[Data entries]
▽

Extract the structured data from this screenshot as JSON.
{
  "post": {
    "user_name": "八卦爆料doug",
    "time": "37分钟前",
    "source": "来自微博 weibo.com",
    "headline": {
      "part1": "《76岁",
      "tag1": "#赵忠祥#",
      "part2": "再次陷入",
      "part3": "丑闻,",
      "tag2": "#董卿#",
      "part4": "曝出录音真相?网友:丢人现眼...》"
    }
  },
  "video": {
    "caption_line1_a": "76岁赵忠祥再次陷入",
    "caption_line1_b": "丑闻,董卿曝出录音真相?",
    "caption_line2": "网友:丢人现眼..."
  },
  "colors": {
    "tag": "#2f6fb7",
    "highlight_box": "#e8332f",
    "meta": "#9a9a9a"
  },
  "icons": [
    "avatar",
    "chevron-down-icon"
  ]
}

△

__What you should do__
Would you restate each of the entries word for word?

__Exercise solution__
Extract the structured data from this screenshot as JSON.
{
  "post": {
    "user_name": "八卦爆料doug",
    "time": "37分钟前",
    "source": "来自微博 weibo.com",
    "headline": {
      "part1": "《76岁",
      "tag1": "#赵忠祥#",
      "part2": "再次陷入",
      "part3": "丑闻,",
      "tag2": "#董卿#",
      "part4": "曝出录音真相?网友:丢人现眼...》"
    }
  },
  "video": {
    "caption_line1_a": "76岁赵忠祥再次陷入",
    "caption_line1_b": "丑闻,董卿曝出录音真相?",
    "caption_line2": "网友:丢人现眼..."
  },
  "colors": {
    "tag": "#2f6fb7",
    "highlight_box": "#e8332f",
    "meta": "#9a9a9a"
  },
  "icons": [
    "avatar",
    "chevron-down-icon"
  ]
}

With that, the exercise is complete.